Instructions for the task -> Each entry below must be repeated word for word.

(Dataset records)
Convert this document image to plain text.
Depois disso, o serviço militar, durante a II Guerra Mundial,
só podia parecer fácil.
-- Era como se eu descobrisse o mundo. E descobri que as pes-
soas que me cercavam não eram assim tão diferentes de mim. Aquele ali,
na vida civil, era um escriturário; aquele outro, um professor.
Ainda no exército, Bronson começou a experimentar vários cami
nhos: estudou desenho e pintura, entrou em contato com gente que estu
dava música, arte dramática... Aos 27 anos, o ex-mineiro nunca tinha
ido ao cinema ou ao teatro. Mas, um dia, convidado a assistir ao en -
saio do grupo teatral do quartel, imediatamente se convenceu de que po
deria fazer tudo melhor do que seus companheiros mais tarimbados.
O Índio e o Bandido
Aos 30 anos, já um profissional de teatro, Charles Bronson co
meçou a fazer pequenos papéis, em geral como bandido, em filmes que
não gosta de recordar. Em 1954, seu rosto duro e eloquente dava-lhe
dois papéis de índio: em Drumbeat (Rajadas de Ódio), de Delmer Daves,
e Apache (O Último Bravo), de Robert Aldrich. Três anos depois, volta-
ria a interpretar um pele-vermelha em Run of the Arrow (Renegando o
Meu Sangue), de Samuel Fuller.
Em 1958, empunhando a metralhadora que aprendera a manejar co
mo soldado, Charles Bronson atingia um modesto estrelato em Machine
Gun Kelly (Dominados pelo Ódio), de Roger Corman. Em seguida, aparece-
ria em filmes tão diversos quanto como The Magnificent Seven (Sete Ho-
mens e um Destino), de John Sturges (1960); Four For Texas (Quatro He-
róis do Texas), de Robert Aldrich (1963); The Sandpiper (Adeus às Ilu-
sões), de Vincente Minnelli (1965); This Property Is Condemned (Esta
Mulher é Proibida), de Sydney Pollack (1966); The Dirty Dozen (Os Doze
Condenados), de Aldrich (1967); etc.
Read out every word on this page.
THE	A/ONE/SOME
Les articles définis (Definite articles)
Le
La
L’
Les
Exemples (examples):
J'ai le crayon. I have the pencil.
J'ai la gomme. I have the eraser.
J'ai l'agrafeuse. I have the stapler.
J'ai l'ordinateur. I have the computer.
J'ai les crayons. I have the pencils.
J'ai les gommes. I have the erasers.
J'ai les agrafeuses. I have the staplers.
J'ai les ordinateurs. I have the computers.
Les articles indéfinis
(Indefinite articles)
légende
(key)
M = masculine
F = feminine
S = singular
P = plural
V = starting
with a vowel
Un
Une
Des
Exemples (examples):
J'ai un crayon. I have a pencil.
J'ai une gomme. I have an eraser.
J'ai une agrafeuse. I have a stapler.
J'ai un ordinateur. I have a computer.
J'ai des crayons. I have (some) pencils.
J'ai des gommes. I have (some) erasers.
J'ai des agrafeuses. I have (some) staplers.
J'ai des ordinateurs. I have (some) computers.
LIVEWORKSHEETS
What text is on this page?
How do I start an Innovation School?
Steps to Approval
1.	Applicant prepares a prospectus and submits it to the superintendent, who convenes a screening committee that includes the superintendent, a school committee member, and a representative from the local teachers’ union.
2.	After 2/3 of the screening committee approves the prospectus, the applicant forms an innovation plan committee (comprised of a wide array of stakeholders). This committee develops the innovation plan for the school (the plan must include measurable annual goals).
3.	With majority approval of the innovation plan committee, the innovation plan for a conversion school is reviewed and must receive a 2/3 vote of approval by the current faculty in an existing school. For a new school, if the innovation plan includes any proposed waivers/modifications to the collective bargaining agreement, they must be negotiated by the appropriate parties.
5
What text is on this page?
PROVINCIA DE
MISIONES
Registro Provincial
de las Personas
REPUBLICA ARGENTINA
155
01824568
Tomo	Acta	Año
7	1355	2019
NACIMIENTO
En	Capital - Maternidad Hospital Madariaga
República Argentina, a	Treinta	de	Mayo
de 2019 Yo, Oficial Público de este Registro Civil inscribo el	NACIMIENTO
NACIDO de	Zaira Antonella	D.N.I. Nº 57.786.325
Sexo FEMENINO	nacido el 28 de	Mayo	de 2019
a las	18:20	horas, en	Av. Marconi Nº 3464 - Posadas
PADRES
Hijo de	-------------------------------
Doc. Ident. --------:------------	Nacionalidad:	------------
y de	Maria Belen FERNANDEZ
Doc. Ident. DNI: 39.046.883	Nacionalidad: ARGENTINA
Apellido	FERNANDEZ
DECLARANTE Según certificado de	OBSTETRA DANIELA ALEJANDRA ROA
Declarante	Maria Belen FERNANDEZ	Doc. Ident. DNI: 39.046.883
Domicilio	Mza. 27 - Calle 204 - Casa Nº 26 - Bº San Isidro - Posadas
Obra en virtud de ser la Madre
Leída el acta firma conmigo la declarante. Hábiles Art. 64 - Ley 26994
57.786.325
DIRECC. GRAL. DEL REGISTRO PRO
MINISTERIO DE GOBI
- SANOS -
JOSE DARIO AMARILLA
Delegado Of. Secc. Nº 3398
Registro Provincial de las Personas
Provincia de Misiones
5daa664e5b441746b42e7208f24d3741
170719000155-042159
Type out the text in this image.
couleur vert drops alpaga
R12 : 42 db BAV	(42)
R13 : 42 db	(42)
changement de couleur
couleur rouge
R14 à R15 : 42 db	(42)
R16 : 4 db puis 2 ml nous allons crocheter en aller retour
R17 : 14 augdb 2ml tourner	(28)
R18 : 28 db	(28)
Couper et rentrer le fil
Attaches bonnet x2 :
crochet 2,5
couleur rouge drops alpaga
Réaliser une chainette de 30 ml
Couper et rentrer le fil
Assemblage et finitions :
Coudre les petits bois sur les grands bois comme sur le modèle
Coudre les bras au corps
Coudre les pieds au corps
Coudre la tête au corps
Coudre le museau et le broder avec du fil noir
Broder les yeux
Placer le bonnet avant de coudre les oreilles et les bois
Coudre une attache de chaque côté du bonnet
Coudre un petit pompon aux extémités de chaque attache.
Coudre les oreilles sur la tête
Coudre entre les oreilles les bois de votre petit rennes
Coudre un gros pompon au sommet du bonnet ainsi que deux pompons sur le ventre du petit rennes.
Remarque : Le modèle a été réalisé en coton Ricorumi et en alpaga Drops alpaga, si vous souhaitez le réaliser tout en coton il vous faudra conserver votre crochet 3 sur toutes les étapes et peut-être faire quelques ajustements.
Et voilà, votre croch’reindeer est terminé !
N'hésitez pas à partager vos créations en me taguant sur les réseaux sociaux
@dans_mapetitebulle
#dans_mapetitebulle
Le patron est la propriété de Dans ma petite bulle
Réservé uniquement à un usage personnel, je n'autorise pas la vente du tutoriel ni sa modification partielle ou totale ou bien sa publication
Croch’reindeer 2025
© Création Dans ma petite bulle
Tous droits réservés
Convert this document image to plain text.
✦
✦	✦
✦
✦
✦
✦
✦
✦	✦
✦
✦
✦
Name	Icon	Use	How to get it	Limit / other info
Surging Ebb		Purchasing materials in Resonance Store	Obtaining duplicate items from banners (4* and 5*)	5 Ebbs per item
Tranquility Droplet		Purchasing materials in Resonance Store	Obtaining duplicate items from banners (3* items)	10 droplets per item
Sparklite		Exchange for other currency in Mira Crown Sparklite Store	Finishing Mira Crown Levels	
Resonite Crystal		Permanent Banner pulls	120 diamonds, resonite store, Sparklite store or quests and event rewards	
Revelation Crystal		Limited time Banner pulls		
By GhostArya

Finished task ->
Convert this document image to plain text.
Depois disso, o serviço militar, durante a II Guerra Mundial,
só podia parecer fácil.
-- Era como se eu descobrisse o mundo. E descobri que as pes-
soas que me cercavam não eram assim tão diferentes de mim. Aquele ali,
na vida civil, era um escriturário; aquele outro, um professor.
Ainda no exército, Bronson começou a experimentar vários cami
nhos: estudou desenho e pintura, entrou em contato com gente que estu
dava música, arte dramática... Aos 27 anos, o ex-mineiro nunca tinha
ido ao cinema ou ao teatro. Mas, um dia, convidado a assistir ao en -
saio do grupo teatral do quartel, imediatamente se convenceu de que po
deria fazer tudo melhor do que seus companheiros mais tarimbados.
O Índio e o Bandido
Aos 30 anos, já um profissional de teatro, Charles Bronson co
meçou a fazer pequenos papéis, em geral como bandido, em filmes que
não gosta de recordar. Em 1954, seu rosto duro e eloquente dava-lhe
dois papéis de índio: em Drumbeat (Rajadas de Ódio), de Delmer Daves,
e Apache (O Último Bravo), de Robert Aldrich. Três anos depois, volta-
ria a interpretar um pele-vermelha em Run of the Arrow (Renegando o
Meu Sangue), de Samuel Fuller.
Em 1958, empunhando a metralhadora que aprendera a manejar co
mo soldado, Charles Bronson atingia um modesto estrelato em Machine
Gun Kelly (Dominados pelo Ódio), de Roger Corman. Em seguida, aparece-
ria em filmes tão diversos quanto como The Magnificent Seven (Sete Ho-
mens e um Destino), de John Sturges (1960); Four For Texas (Quatro He-
róis do Texas), de Robert Aldrich (1963); The Sandpiper (Adeus às Ilu-
sões), de Vincente Minnelli (1965); This Property Is Condemned (Esta
Mulher é Proibida), de Sydney Pollack (1966); The Dirty Dozen (Os Doze
Condenados), de Aldrich (1967); etc.
Read out every word on this page.
THE	A/ONE/SOME
Les articles définis (Definite articles)
Le
La
L’
Les
Exemples (examples):
J'ai le crayon. I have the pencil.
J'ai la gomme. I have the eraser.
J'ai l'agrafeuse. I have the stapler.
J'ai l'ordinateur. I have the computer.
J'ai les crayons. I have the pencils.
J'ai les gommes. I have the erasers.
J'ai les agrafeuses. I have the staplers.
J'ai les ordinateurs. I have the computers.
Les articles indéfinis
(Indefinite articles)
légende
(key)
M = masculine
F = feminine
S = singular
P = plural
V = starting
with a vowel
Un
Une
Des
Exemples (examples):
J'ai un crayon. I have a pencil.
J'ai une gomme. I have an eraser.
J'ai une agrafeuse. I have a stapler.
J'ai un ordinateur. I have a computer.
J'ai des crayons. I have (some) pencils.
J'ai des gommes. I have (some) erasers.
J'ai des agrafeuses. I have (some) staplers.
J'ai des ordinateurs. I have (some) computers.
LIVEWORKSHEETS
What text is on this page?
How do I start an Innovation School?
Steps to Approval
1.	Applicant prepares a prospectus and submits it to the superintendent, who convenes a screening committee that includes the superintendent, a school committee member, and a representative from the local teachers’ union.
2.	After 2/3 of the screening committee approves the prospectus, the applicant forms an innovation plan committee (comprised of a wide array of stakeholders). This committee develops the innovation plan for the school (the plan must include measurable annual goals).
3.	With majority approval of the innovation plan committee, the innovation plan for a conversion school is reviewed and must receive a 2/3 vote of approval by the current faculty in an existing school. For a new school, if the innovation plan includes any proposed waivers/modifications to the collective bargaining agreement, they must be negotiated by the appropriate parties.
5
What text is on this page?
PROVINCIA DE
MISIONES
Registro Provincial
de las Personas
REPUBLICA ARGENTINA
155
01824568
Tomo	Acta	Año
7	1355	2019
NACIMIENTO
En	Capital - Maternidad Hospital Madariaga
República Argentina, a	Treinta	de	Mayo
de 2019 Yo, Oficial Público de este Registro Civil inscribo el	NACIMIENTO
NACIDO de	Zaira Antonella	D.N.I. Nº 57.786.325
Sexo FEMENINO	nacido el 28 de	Mayo	de 2019
a las	18:20	horas, en	Av. Marconi Nº 3464 - Posadas
PADRES
Hijo de	-------------------------------
Doc. Ident. --------:------------	Nacionalidad:	------------
y de	Maria Belen FERNANDEZ
Doc. Ident. DNI: 39.046.883	Nacionalidad: ARGENTINA
Apellido	FERNANDEZ
DECLARANTE Según certificado de	OBSTETRA DANIELA ALEJANDRA ROA
Declarante	Maria Belen FERNANDEZ	Doc. Ident. DNI: 39.046.883
Domicilio	Mza. 27 - Calle 204 - Casa Nº 26 - Bº San Isidro - Posadas
Obra en virtud de ser la Madre
Leída el acta firma conmigo la declarante. Hábiles Art. 64 - Ley 26994
57.786.325
DIRECC. GRAL. DEL REGISTRO PRO
MINISTERIO DE GOBI
- SANOS -
JOSE DARIO AMARILLA
Delegado Of. Secc. Nº 3398
Registro Provincial de las Personas
Provincia de Misiones
5daa664e5b441746b42e7208f24d3741
170719000155-042159
Type out the text in this image.
couleur vert drops alpaga
R12 : 42 db BAV	(42)
R13 : 42 db	(42)
changement de couleur
couleur rouge
R14 à R15 : 42 db	(42)
R16 : 4 db puis 2 ml nous allons crocheter en aller retour
R17 : 14 augdb 2ml tourner	(28)
R18 : 28 db	(28)
Couper et rentrer le fil
Attaches bonnet x2 :
crochet 2,5
couleur rouge drops alpaga
Réaliser une chainette de 30 ml
Couper et rentrer le fil
Assemblage et finitions :
Coudre les petits bois sur les grands bois comme sur le modèle
Coudre les bras au corps
Coudre les pieds au corps
Coudre la tête au corps
Coudre le museau et le broder avec du fil noir
Broder les yeux
Placer le bonnet avant de coudre les oreilles et les bois
Coudre une attache de chaque côté du bonnet
Coudre un petit pompon aux extémités de chaque attache.
Coudre les oreilles sur la tête
Coudre entre les oreilles les bois de votre petit rennes
Coudre un gros pompon au sommet du bonnet ainsi que deux pompons sur le ventre du petit rennes.
Remarque : Le modèle a été réalisé en coton Ricorumi et en alpaga Drops alpaga, si vous souhaitez le réaliser tout en coton il vous faudra conserver votre crochet 3 sur toutes les étapes et peut-être faire quelques ajustements.
Et voilà, votre croch’reindeer est terminé !
N'hésitez pas à partager vos créations en me taguant sur les réseaux sociaux
@dans_mapetitebulle
#dans_mapetitebulle
Le patron est la propriété de Dans ma petite bulle
Réservé uniquement à un usage personnel, je n'autorise pas la vente du tutoriel ni sa modification partielle ou totale ou bien sa publication
Croch’reindeer 2025
© Création Dans ma petite bulle
Tous droits réservés
Convert this document image to plain text.
✦
✦	✦
✦
✦
✦
✦
✦
✦	✦
✦
✦
✦
Name	Icon	Use	How to get it	Limit / other info
Surging Ebb		Purchasing materials in Resonance Store	Obtaining duplicate items from banners (4* and 5*)	5 Ebbs per item
Tranquility Droplet		Purchasing materials in Resonance Store	Obtaining duplicate items from banners (3* items)	10 droplets per item
Sparklite		Exchange for other currency in Mira Crown Sparklite Store	Finishing Mira Crown Levels	
Resonite Crystal		Permanent Banner pulls	120 diamonds, resonite store, Sparklite store or quests and event rewards	
Revelation Crystal		Limited time Banner pulls		
By GhostArya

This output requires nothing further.